## start SUPPLIED INFORMATION
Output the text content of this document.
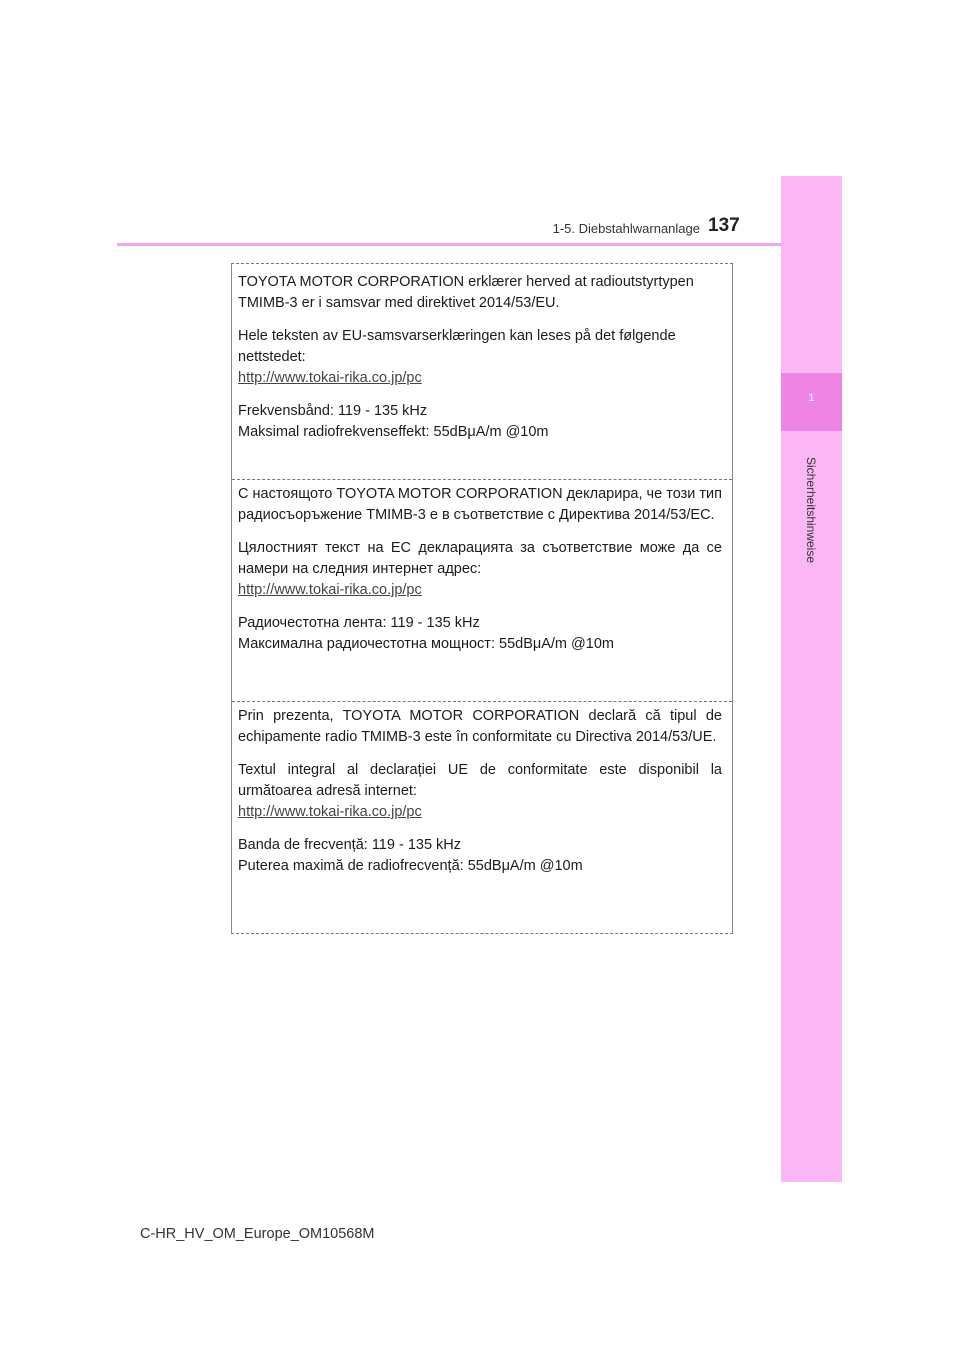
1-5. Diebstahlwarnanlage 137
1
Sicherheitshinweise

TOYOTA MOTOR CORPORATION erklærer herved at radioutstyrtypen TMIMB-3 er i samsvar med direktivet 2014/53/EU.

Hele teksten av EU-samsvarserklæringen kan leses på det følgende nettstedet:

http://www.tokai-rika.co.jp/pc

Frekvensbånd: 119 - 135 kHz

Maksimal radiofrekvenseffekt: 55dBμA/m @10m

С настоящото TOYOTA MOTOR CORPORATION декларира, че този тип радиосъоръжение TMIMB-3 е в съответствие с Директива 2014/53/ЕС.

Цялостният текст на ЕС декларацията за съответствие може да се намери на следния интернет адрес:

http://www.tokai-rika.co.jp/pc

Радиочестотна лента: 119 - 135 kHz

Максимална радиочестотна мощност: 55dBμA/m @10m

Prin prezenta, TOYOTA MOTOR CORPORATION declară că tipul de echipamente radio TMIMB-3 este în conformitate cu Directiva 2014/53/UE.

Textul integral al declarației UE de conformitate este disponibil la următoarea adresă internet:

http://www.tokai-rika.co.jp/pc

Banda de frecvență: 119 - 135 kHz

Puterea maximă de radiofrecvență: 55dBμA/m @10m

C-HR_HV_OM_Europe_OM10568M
## end SUPPLIED INFORMATION
Copy out every line with the word "conformitate".

Prin prezenta, TOYOTA MOTOR CORPORATION declară că tipul de echipamente radio TMIMB-3 este în conformitate cu Directiva 2014/53/UE.
Textul integral al declarației UE de conformitate este disponibil la următoarea adresă internet:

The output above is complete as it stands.